--- REQUEST ---
Locate and copy all lines bearing the word "this".

--- EXTRACTED RECORDS ---
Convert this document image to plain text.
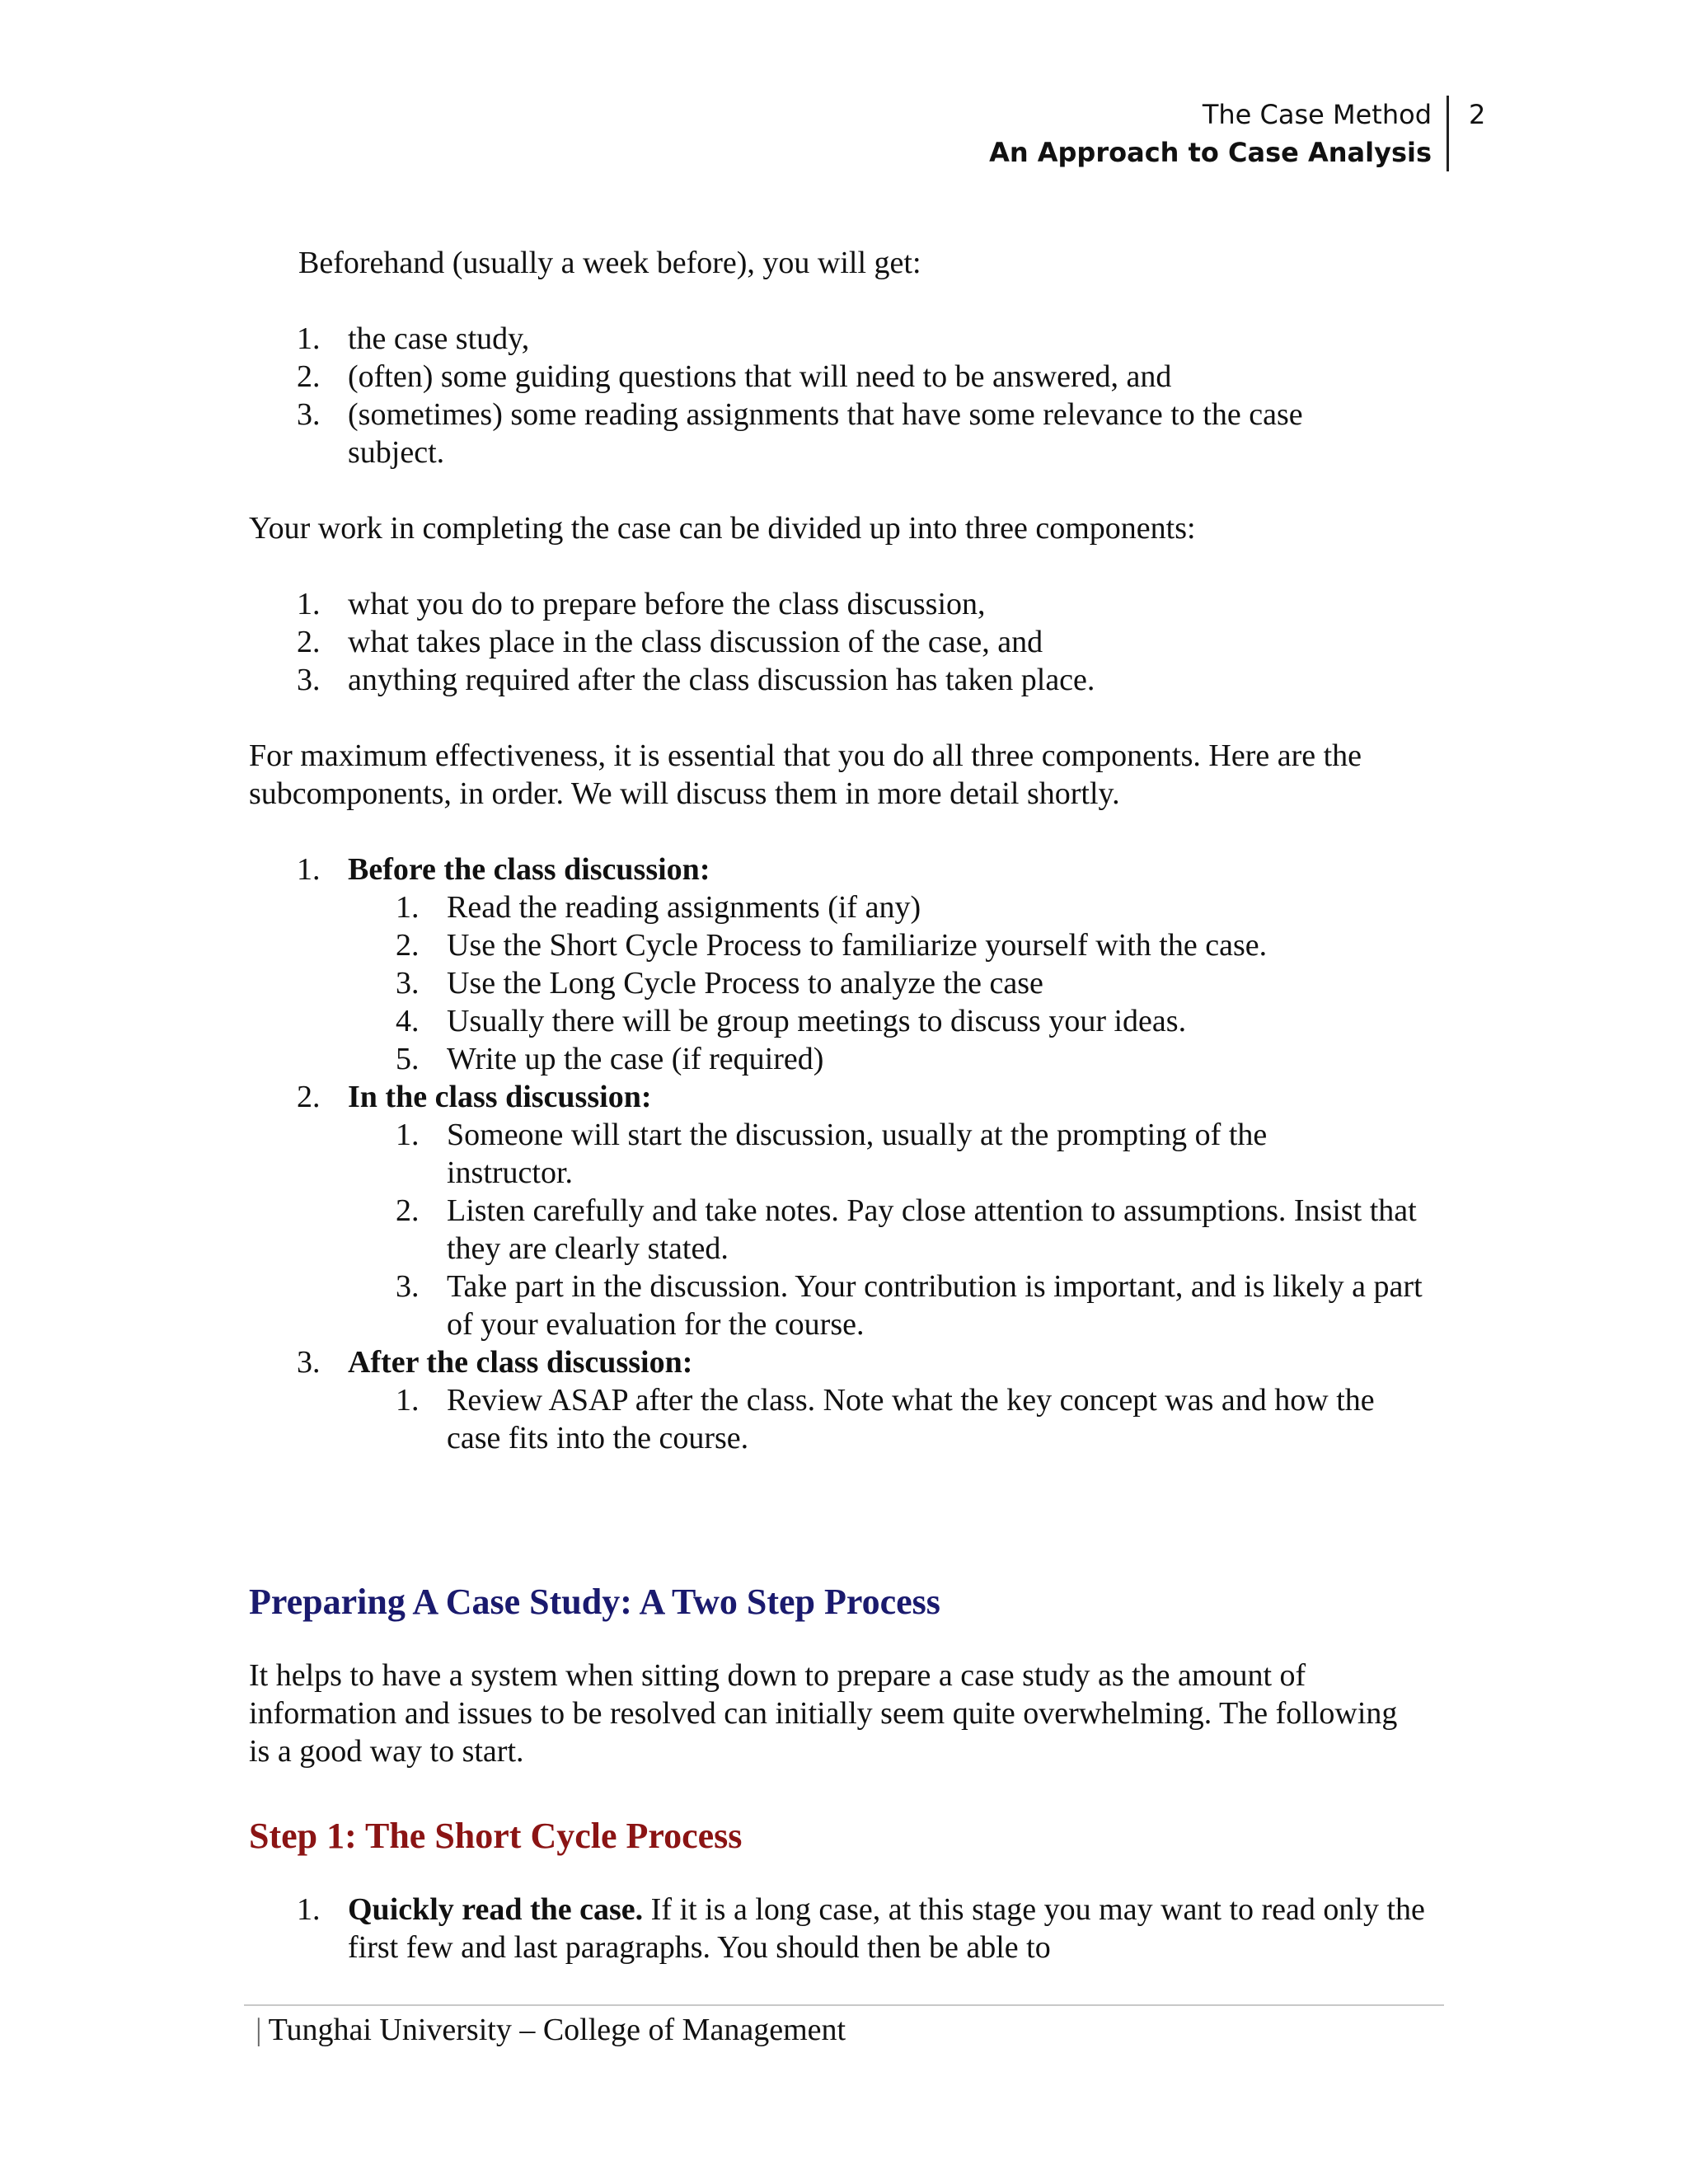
The Case Method
An Approach to Case Analysis
2

Beforehand (usually a week before), you will get:

1. the case study,
2. (often) some guiding questions that will need to be answered, and
3. (sometimes) some reading assignments that have some relevance to the case subject.

Your work in completing the case can be divided up into three components:

1. what you do to prepare before the class discussion,
2. what takes place in the class discussion of the case, and
3. anything required after the class discussion has taken place.

For maximum effectiveness, it is essential that you do all three components. Here are the subcomponents, in order. We will discuss them in more detail shortly.

1. Before the class discussion:
1. Read the reading assignments (if any)
2. Use the Short Cycle Process to familiarize yourself with the case.
3. Use the Long Cycle Process to analyze the case
4. Usually there will be group meetings to discuss your ideas.
5. Write up the case (if required)
2. In the class discussion:
1. Someone will start the discussion, usually at the prompting of the instructor.
2. Listen carefully and take notes. Pay close attention to assumptions. Insist that they are clearly stated.
3. Take part in the discussion. Your contribution is important, and is likely a part of your evaluation for the course.
3. After the class discussion:
1. Review ASAP after the class. Note what the key concept was and how the case fits into the course.
Preparing A Case Study: A Two Step Process

It helps to have a system when sitting down to prepare a case study as the amount of information and issues to be resolved can initially seem quite overwhelming. The following is a good way to start.

Step 1: The Short Cycle Process
1. Quickly read the case. If it is a long case, at this stage you may want to read only the first few and last paragraphs. You should then be able to
| Tunghai University – College of Management
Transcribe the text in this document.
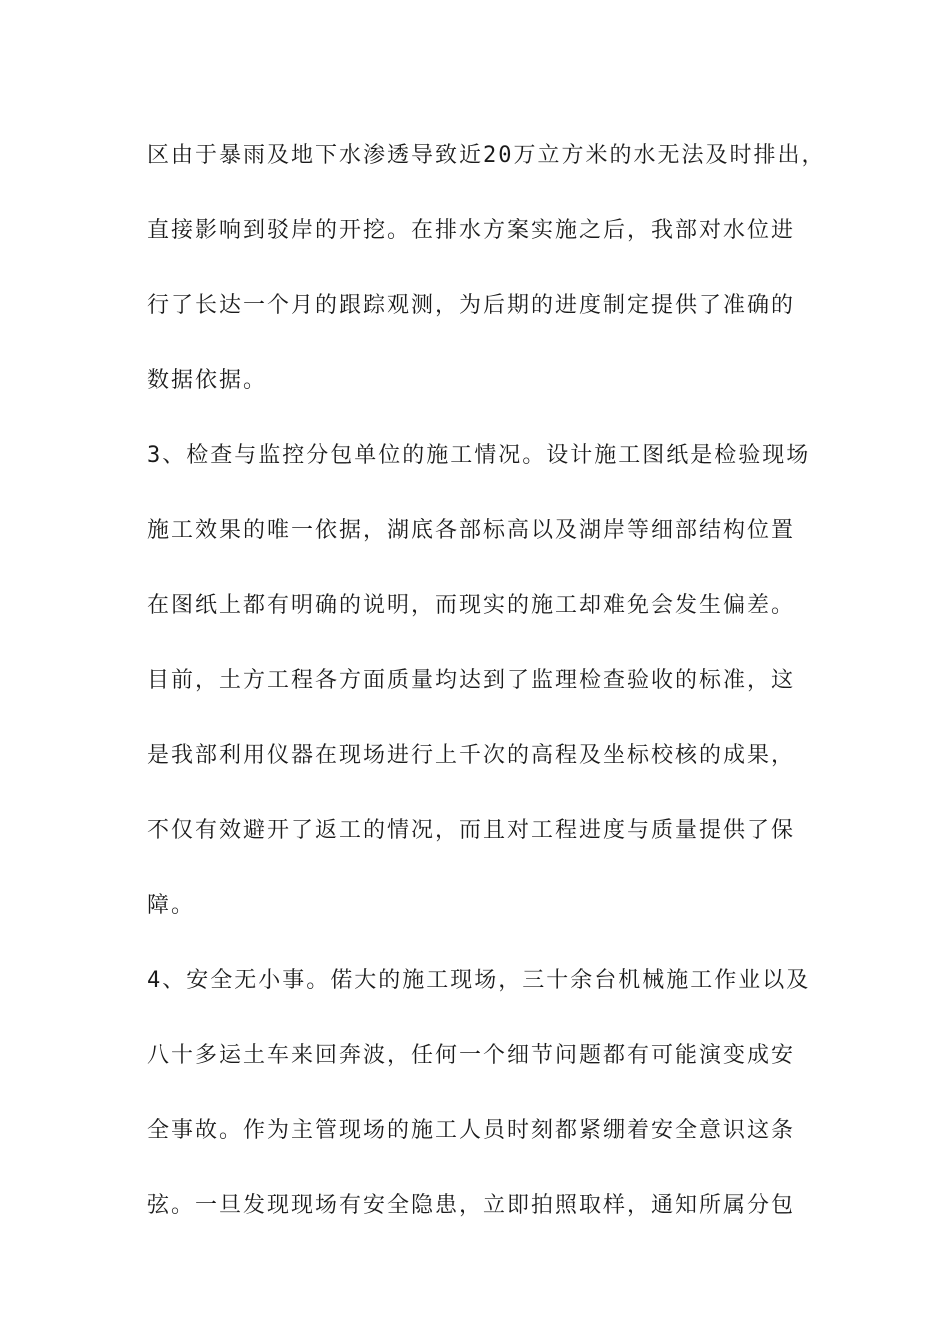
区由于暴雨及地下水渗透导致近20万立方米的水无法及时排出，
直接影响到驳岸的开挖。在排水方案实施之后，我部对水位进
行了长达一个月的跟踪观测，为后期的进度制定提供了准确的
数据依据。
3、检查与监控分包单位的施工情况。设计施工图纸是检验现场
施工效果的唯一依据，湖底各部标高以及湖岸等细部结构位置
在图纸上都有明确的说明，而现实的施工却难免会发生偏差。
目前，土方工程各方面质量均达到了监理检查验收的标准，这
是我部利用仪器在现场进行上千次的高程及坐标校核的成果，
不仅有效避开了返工的情况，而且对工程进度与质量提供了保
障。
4、安全无小事。偌大的施工现场，三十余台机械施工作业以及
八十多运土车来回奔波，任何一个细节问题都有可能演变成安
全事故。作为主管现场的施工人员时刻都紧绷着安全意识这条
弦。一旦发现现场有安全隐患，立即拍照取样，通知所属分包
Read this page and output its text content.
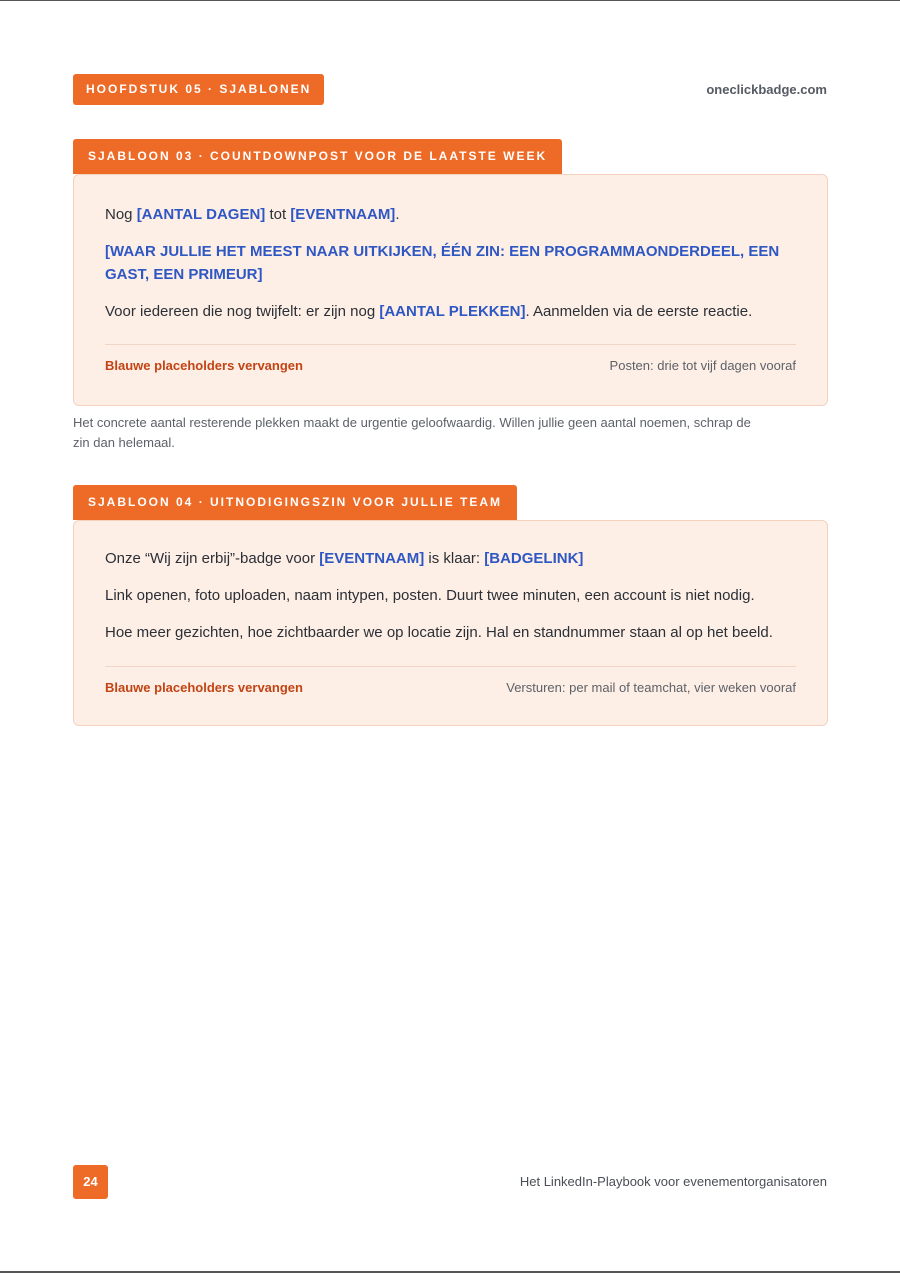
HOOFDSTUK 05 · SJABLONEN	oneclickbadge.com
SJABLOON 03 · COUNTDOWNPOST VOOR DE LAATSTE WEEK

Nog [AANTAL DAGEN] tot [EVENTNAAM].

[WAAR JULLIE HET MEEST NAAR UITKIJKEN, ÉÉN ZIN: EEN PROGRAMMAONDERDEEL, EEN GAST, EEN PRIMEUR]

Voor iedereen die nog twijfelt: er zijn nog [AANTAL PLEKKEN]. Aanmelden via de eerste reactie.

Blauwe placeholders vervangen	Posten: drie tot vijf dagen vooraf
Het concrete aantal resterende plekken maakt de urgentie geloofwaardig. Willen jullie geen aantal noemen, schrap de zin dan helemaal.
SJABLOON 04 · UITNODIGINGSZIN VOOR JULLIE TEAM

Onze “Wij zijn erbij”-badge voor [EVENTNAAM] is klaar: [BADGELINK]

Link openen, foto uploaden, naam intypen, posten. Duurt twee minuten, een account is niet nodig.

Hoe meer gezichten, hoe zichtbaarder we op locatie zijn. Hal en standnummer staan al op het beeld.

Blauwe placeholders vervangen	Versturen: per mail of teamchat, vier weken vooraf
24	Het LinkedIn-Playbook voor evenementorganisatoren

--- FINAL ANSWER ---
Convert this document image to plain text.
1. Quickly read the case. If it is a long case, at this stage you may want to read only the first few and last paragraphs. You should then be able to
Transcribe the text in this document.
Read this page and output its text content.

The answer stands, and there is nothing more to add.